TEKS YANG DISEDIAKAN ▸

Alkisah
ada seorang gadis yang sedang merasa tertekan. Setelah sekian tahun lamanya, ia
baru menyadari sesuatu. Ada yang salah dengan dirinya, ia baru tahu. Tubuhnya
kerdil, tidak seperti gadis sebayanya. Kulitnya penuh cacat, ia sendiri jijik.
Dia
berlari, merasa tak ada satu pun yang boleh mendekatinya. Ia masuk ke sebuah
gua, telanjang kaki, meringkuk di kegelapan sana. Ia tidak dapat lagi merasakan
kakinya yang berdiri di atas batu-batu keras itu. Bersembunyi dalam gua, tak
berani keluar.
Di
depan gua itu saat ia mengintip, ada sepasang kaki di luar sana. Ia kenal siapa
yang sedang menunggu di depan gua itu. Ia tahu, ia sedang ditunggu.
Ayahnya,
mengajaknya pulang. Mengulurkan tangan, menunggu gadis itu keluar dari gua
tersebut. Tapi gadis itu takut, ia tak mau keluar, ia cacat, ia menjijikkan.
Ayah pasti membuang muka kalau melihat rupanya.
Oh,
apakah ayahnya memang sudah mengetahui hal ini dari dulu? Bagaimana mungkin
ayah tidak sadar kan? Lalu kenapa ayah memperlakukannya seolah ia tidak cacat?

TUGAS LATIHAN ▸
1 - Sunting bagian cerita tentang gadis dalam gua mulai dari "Ayah pasti membuang" sampai dengan "ia tidak cacat?" dengan mengganti "rupanya" menjadi "wajahnya", lalu tuliskan bagian itu secara lengkap.
2 - Tolong sebutkan siapa yang menunggu di depan gua menurut cerita tentang gadis dalam gua.
3 - Lanjutkan cerita tentang gadis dalam gua mulai dari kalimat terakhirnya.
Materi di bawah ini terpisah dari cerita tentang gadis dalam gua.

(Entri Tersimpan)
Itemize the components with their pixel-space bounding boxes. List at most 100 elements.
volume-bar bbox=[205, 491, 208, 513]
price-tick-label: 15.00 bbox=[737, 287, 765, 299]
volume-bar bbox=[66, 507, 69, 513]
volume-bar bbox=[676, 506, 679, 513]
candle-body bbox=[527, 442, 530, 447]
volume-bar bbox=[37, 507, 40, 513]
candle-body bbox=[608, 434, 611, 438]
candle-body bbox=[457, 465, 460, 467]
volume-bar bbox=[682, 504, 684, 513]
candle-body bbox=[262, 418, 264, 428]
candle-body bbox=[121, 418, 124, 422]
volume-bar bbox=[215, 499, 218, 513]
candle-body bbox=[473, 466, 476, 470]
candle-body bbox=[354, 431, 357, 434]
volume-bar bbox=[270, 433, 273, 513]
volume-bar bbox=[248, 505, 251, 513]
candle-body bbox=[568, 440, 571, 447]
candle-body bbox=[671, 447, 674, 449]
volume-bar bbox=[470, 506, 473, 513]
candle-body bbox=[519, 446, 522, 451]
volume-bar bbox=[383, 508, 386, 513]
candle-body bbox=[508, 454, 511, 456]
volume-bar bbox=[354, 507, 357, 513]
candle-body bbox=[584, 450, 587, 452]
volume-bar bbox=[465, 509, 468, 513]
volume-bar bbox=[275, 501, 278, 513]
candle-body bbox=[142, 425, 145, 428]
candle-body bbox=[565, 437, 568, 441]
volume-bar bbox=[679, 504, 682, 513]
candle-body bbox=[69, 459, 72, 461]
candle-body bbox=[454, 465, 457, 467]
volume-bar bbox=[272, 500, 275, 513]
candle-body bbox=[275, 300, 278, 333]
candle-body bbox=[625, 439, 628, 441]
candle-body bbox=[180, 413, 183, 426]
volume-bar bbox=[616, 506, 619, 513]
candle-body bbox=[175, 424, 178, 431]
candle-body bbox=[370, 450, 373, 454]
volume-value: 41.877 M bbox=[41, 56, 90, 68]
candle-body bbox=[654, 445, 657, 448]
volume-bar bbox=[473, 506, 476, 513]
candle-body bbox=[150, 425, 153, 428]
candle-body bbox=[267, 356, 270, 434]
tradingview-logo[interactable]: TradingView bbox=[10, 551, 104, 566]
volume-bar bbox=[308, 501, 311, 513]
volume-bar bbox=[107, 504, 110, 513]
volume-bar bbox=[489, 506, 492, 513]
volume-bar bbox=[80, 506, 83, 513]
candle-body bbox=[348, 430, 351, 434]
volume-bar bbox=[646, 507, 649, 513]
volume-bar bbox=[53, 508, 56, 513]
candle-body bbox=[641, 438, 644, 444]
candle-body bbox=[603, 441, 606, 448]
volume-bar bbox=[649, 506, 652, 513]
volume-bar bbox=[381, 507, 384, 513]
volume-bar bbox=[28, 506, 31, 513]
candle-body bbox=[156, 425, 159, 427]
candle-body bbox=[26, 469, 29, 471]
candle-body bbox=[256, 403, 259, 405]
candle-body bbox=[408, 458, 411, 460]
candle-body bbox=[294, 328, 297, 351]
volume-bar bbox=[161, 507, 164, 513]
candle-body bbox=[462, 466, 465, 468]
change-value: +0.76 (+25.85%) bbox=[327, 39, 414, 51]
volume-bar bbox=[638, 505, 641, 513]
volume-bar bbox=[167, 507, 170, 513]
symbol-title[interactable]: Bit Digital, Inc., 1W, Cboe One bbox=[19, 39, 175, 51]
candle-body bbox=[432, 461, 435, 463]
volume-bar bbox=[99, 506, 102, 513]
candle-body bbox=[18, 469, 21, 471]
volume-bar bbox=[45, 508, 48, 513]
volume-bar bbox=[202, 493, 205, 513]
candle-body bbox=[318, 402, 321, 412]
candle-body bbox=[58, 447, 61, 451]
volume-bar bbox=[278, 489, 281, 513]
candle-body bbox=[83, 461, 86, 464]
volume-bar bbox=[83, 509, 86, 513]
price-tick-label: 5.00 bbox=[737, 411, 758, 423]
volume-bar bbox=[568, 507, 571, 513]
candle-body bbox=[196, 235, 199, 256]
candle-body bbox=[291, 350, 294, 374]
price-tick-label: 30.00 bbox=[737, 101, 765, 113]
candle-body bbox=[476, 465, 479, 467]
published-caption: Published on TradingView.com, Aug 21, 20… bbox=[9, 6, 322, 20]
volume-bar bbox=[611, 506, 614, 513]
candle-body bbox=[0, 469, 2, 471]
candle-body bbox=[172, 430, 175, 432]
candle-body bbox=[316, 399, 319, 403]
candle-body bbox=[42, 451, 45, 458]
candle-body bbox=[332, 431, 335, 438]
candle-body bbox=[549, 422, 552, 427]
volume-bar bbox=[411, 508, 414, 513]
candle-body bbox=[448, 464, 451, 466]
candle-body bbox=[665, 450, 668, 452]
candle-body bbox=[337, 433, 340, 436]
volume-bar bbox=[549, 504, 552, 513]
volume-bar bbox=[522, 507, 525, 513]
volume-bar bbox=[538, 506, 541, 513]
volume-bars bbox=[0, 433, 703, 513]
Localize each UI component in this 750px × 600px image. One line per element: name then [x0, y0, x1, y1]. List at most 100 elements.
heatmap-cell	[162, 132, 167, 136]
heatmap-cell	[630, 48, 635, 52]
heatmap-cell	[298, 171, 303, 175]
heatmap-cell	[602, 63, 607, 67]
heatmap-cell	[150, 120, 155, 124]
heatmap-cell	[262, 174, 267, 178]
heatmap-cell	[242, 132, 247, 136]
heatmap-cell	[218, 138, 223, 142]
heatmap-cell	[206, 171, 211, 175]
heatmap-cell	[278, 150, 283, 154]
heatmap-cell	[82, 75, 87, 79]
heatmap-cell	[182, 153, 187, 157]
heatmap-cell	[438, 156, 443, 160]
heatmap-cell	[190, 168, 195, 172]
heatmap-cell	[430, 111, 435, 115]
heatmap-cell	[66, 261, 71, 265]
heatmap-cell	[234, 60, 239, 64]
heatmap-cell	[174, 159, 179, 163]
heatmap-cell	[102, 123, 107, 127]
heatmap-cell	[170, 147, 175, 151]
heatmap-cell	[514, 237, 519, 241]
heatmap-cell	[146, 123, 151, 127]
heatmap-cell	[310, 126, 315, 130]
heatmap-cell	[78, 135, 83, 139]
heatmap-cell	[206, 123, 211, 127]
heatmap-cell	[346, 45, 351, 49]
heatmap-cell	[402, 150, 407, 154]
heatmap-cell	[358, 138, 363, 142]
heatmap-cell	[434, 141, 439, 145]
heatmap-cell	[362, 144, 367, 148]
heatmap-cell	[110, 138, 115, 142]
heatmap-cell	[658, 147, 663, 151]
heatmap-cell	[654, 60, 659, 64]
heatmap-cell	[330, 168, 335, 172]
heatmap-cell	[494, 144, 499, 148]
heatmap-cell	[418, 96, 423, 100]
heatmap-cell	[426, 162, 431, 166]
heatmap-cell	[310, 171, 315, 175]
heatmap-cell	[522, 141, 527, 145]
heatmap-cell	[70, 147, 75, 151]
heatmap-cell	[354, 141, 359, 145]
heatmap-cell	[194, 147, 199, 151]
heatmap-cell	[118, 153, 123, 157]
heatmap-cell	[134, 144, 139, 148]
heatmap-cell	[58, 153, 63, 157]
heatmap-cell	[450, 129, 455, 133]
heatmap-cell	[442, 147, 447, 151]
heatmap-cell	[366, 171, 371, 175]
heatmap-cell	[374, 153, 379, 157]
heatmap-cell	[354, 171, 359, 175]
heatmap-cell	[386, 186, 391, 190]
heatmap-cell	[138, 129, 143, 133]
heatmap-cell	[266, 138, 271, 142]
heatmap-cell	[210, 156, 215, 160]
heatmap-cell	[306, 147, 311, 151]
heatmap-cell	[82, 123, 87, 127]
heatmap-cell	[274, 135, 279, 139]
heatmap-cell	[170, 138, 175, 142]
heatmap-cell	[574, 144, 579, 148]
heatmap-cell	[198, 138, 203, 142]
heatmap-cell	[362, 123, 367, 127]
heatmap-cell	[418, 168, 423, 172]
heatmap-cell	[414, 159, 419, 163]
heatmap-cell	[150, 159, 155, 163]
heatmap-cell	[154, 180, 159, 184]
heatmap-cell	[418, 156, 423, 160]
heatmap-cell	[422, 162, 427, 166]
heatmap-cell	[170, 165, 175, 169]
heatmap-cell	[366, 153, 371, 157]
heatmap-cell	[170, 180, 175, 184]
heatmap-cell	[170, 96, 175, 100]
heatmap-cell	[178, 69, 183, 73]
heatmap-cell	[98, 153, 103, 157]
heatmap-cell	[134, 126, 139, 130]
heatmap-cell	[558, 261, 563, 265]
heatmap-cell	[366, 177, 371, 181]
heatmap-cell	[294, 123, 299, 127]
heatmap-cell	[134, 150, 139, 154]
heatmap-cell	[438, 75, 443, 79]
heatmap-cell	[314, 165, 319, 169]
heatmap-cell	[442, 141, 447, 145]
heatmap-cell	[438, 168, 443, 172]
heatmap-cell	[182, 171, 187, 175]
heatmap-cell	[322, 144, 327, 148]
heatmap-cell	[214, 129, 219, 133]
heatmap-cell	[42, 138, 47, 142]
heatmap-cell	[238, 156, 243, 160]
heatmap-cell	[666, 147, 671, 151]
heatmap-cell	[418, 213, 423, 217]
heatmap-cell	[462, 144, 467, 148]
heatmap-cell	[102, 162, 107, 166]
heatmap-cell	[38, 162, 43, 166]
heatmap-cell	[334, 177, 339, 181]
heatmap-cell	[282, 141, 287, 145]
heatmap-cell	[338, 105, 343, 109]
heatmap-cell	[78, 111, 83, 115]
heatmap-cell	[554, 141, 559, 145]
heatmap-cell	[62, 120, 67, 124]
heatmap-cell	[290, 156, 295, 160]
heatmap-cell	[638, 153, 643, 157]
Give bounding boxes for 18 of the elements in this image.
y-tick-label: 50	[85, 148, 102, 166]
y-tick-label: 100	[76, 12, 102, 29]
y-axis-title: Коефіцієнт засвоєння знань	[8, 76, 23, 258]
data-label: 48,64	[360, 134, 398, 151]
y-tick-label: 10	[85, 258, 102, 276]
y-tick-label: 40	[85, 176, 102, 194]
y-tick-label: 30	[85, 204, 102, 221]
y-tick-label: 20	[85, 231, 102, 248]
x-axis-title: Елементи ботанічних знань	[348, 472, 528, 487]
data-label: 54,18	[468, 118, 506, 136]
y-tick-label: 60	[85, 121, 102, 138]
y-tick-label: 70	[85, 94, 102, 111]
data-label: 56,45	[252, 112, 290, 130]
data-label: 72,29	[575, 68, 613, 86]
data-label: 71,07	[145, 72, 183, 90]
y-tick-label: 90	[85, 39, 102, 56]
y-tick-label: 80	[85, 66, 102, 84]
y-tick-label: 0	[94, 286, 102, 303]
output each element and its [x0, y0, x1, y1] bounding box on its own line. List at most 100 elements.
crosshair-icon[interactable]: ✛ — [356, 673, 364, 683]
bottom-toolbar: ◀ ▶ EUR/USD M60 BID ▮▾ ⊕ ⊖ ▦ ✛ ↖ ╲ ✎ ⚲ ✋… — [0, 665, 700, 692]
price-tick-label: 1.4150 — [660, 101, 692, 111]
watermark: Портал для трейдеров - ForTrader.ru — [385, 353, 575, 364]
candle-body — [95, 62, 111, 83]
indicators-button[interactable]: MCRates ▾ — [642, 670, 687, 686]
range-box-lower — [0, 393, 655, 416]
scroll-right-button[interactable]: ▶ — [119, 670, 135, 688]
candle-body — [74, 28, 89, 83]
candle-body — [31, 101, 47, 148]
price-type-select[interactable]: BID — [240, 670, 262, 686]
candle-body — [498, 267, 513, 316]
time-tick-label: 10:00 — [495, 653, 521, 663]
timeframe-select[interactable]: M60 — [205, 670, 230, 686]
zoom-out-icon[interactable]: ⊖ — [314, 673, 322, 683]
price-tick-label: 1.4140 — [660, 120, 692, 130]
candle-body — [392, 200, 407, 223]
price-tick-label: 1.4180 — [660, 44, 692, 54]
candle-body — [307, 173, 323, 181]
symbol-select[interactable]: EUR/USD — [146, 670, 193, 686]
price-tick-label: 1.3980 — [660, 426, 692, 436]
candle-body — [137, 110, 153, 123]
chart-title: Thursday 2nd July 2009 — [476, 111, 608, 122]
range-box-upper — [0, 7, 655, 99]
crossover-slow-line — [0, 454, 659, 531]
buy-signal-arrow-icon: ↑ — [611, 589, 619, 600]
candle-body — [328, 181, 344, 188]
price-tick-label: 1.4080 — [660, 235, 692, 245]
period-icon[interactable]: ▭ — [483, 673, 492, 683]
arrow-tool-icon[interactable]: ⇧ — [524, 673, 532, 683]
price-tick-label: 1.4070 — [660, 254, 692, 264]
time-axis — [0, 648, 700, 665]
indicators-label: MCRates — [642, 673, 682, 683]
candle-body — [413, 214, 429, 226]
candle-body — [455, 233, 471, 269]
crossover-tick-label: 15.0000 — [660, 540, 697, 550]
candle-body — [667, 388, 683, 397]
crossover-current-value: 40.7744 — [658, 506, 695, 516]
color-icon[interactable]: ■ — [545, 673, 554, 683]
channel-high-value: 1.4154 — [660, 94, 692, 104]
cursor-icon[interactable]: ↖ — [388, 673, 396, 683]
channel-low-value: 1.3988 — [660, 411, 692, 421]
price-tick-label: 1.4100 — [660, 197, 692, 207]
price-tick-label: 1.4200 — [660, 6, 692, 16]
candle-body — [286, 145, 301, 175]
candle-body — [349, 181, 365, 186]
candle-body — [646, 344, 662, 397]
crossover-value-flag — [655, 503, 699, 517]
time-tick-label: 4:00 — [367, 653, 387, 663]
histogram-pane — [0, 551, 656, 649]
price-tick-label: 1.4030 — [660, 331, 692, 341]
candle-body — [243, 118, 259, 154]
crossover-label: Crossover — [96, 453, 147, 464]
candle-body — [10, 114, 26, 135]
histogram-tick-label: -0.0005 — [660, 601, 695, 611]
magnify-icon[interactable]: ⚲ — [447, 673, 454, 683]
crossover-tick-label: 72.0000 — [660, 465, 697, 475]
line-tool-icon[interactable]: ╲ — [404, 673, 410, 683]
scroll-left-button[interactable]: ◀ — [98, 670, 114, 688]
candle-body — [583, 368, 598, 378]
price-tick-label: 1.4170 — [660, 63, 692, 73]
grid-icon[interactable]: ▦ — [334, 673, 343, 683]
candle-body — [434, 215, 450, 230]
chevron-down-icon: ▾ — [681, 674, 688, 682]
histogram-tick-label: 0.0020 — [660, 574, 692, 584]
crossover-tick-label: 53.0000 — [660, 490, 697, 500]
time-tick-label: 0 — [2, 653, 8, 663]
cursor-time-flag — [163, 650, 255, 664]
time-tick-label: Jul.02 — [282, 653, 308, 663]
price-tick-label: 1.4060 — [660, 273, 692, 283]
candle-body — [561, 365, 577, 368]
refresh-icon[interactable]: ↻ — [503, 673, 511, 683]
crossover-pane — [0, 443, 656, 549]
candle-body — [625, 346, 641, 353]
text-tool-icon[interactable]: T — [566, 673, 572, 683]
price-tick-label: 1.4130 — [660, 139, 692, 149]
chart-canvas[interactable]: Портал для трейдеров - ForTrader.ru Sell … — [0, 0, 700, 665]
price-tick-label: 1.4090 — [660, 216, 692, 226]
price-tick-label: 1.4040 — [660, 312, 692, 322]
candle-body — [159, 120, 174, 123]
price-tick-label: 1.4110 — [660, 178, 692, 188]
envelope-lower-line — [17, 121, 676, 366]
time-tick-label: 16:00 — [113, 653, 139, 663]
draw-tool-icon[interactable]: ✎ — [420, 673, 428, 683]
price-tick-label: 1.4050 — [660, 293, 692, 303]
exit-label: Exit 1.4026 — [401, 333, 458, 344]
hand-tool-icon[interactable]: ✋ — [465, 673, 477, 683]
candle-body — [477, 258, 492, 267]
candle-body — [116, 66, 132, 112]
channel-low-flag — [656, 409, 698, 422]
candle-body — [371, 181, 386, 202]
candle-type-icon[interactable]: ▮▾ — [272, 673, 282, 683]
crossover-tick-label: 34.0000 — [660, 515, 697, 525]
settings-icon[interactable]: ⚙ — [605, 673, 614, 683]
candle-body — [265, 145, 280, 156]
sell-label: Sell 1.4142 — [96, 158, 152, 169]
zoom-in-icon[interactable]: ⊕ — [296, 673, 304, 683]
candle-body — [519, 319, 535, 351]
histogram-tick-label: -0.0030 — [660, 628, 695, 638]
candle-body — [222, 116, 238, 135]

KUNCI JAWABAN ▸
1 -
Ayah pasti membuang muka kalau melihat wajahnya.
Oh,
apakah ayahnya memang sudah mengetahui hal ini dari dulu? Bagaimana mungkin
ayah tidak sadar kan? Lalu kenapa ayah memperlakukannya seolah ia tidak cacat?

2 - Ayahnya.

3 -
Dari
kegelapan sini, ia masih melihat tangan ayahnya yang penuh penerimaan terulur,
dan mata yang lembut itu terus menatapnya, mengajaknya pulang.
Ada saat hidupku
berjalan dalam lembah
sampai keadaanku
tak berdaya
Pikiran manusiaku,
‘Dapatkah ku bertahan?’
Namun kekuatan ada
saat Kau berkata,
“Jangan pernah kau
ragukan kasih dan pengorbanan-Ku
Tangan-Ku terbuka
untukmu, datanglah mendekat pada-Ku
Jangan pernah kau
menyerah kar’na Aku bersamamu
Aku tetap sama
dulu, s’karang, sampai s’lamanya,
Penyelamatmu...”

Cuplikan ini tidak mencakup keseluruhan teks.